— BEGIN DATASET ENTRIES —

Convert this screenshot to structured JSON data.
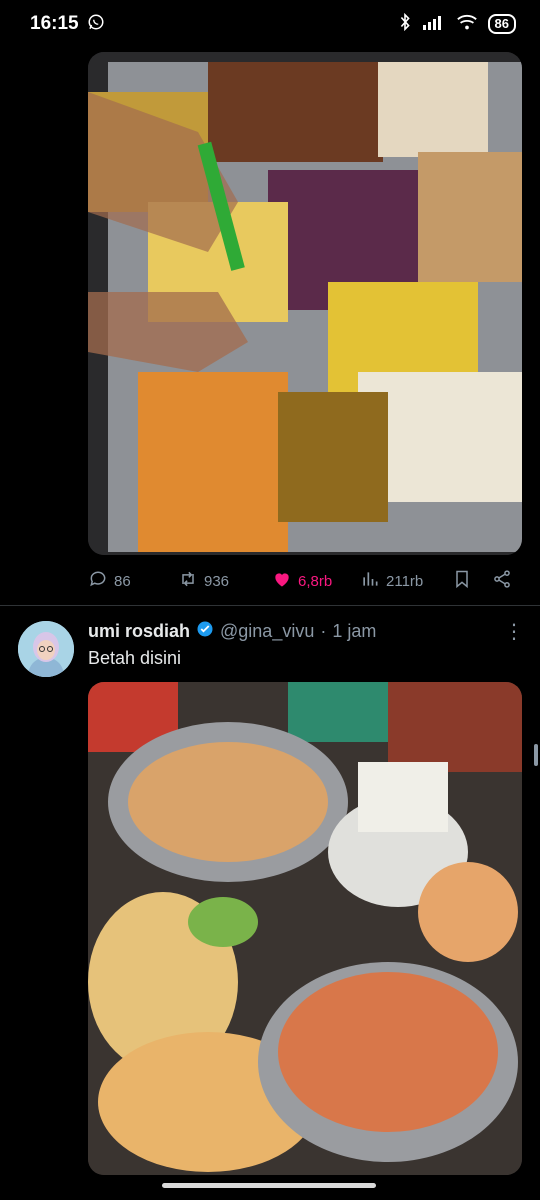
{
  "status_bar": {
    "time": "16:15",
    "battery": "86",
    "icons": [
      "whatsapp-icon",
      "bluetooth-icon",
      "signal-icon",
      "wifi-icon",
      "battery-icon"
    ]
  },
  "tweet1": {
    "photo_label": "Photo",
    "stats": {
      "replies": "86",
      "retweets": "936",
      "likes": "6,8rb",
      "views": "211rb"
    }
  },
  "tweet2": {
    "name": "umi rosdiah",
    "handle": "@gina_vivu",
    "separator": "·",
    "time_ago": "1 jam",
    "text": "Betah disini",
    "photo_label": "Photo"
  },
  "colors": {
    "like": "#f91880",
    "muted": "#8b98a5",
    "verified": "#1d9bf0"
  }
}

— END DATASET ENTRIES —

OBJECTIVE. Copy the whole listing above word for word but do not carry over the pictures.

COMPLETE ANSWER.
Convert this screenshot to structured JSON data.
{
  "status_bar": {
    "time": "16:15",
    "battery": "86",
    "icons": [
      "whatsapp-icon",
      "bluetooth-icon",
      "signal-icon",
      "wifi-icon",
      "battery-icon"
    ]
  },
  "tweet1": {
    "photo_label": "Photo",
    "stats": {
      "replies": "86",
      "retweets": "936",
      "likes": "6,8rb",
      "views": "211rb"
    }
  },
  "tweet2": {
    "name": "umi rosdiah",
    "handle": "@gina_vivu",
    "separator": "·",
    "time_ago": "1 jam",
    "text": "Betah disini",
    "photo_label": "Photo"
  },
  "colors": {
    "like": "#f91880",
    "muted": "#8b98a5",
    "verified": "#1d9bf0"
  }
}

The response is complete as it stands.